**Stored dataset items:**
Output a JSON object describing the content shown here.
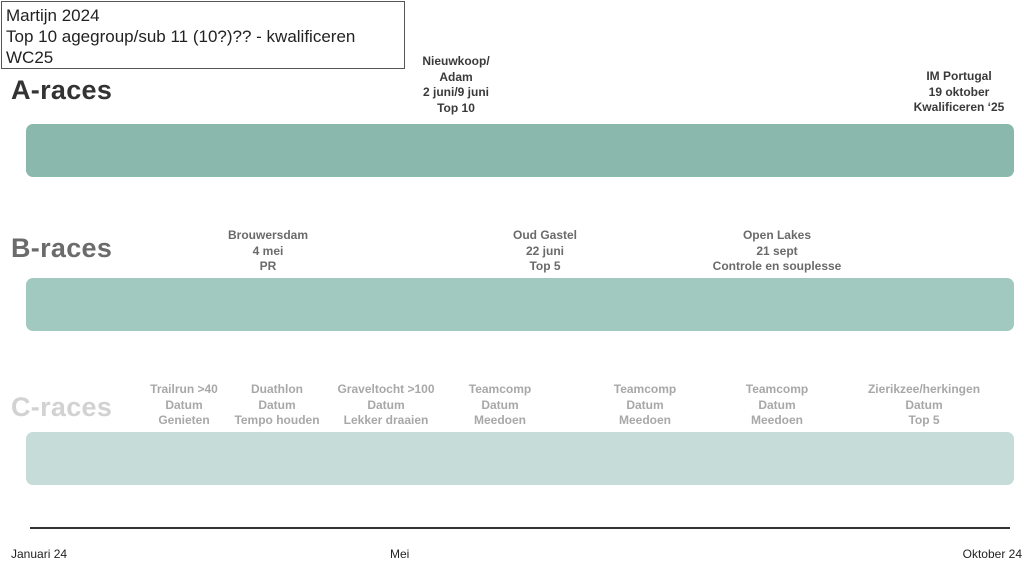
{
  "goals": {
    "line1": "Martijn 2024",
    "line2": "Top 10 agegroup/sub 11 (10?)?? - kwalificeren",
    "line3": "WC25"
  },
  "rows": {
    "a": {
      "label": "A-races",
      "label_color": "#333333",
      "band_color": "#8ab8ac",
      "text_color": "#3a3a3a",
      "races": [
        {
          "lines": [
            "Nieuwkoop/",
            "Adam",
            "2 juni/9 juni",
            "Top 10"
          ]
        },
        {
          "lines": [
            "IM Portugal",
            "19 oktober",
            "Kwalificeren ‘25"
          ]
        }
      ]
    },
    "b": {
      "label": "B-races",
      "label_color": "#6b6b6b",
      "band_color": "#a2c9bf",
      "text_color": "#6a6a6a",
      "races": [
        {
          "lines": [
            "Brouwersdam",
            "4 mei",
            "PR"
          ]
        },
        {
          "lines": [
            "Oud Gastel",
            "22 juni",
            "Top 5"
          ]
        },
        {
          "lines": [
            "Open Lakes",
            "21 sept",
            "Controle en souplesse"
          ]
        }
      ]
    },
    "c": {
      "label": "C-races",
      "label_color": "#d2d2d2",
      "band_color": "#c5dcd8",
      "text_color": "#a8a8a8",
      "races": [
        {
          "lines": [
            "Trailrun >40",
            "Datum",
            "Genieten"
          ]
        },
        {
          "lines": [
            "Duathlon",
            "Datum",
            "Tempo houden"
          ]
        },
        {
          "lines": [
            "Graveltocht >100",
            "Datum",
            "Lekker draaien"
          ]
        },
        {
          "lines": [
            "Teamcomp",
            "Datum",
            "Meedoen"
          ]
        },
        {
          "lines": [
            "Teamcomp",
            "Datum",
            "Meedoen"
          ]
        },
        {
          "lines": [
            "Teamcomp",
            "Datum",
            "Meedoen"
          ]
        },
        {
          "lines": [
            "Zierikzee/herkingen",
            "Datum",
            "Top 5"
          ]
        }
      ]
    }
  },
  "axis": {
    "start": "Januari 24",
    "middle": "Mei",
    "end": "Oktober 24"
  }
}
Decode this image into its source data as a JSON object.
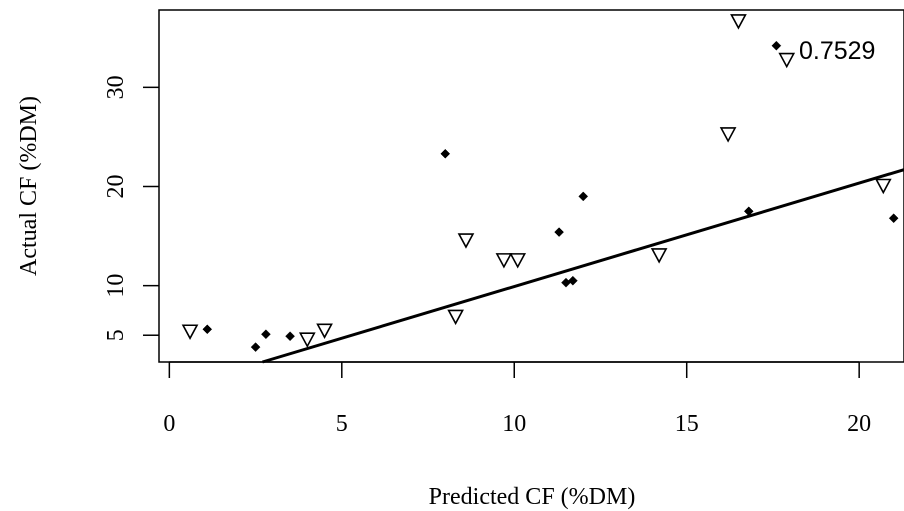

**What to do:** Find the string "JSON" in the listing and return every line that holds it.

**Finished exercise:**
Output a JSON object describing the content shown here.
Decode this image into its source data as a JSON object.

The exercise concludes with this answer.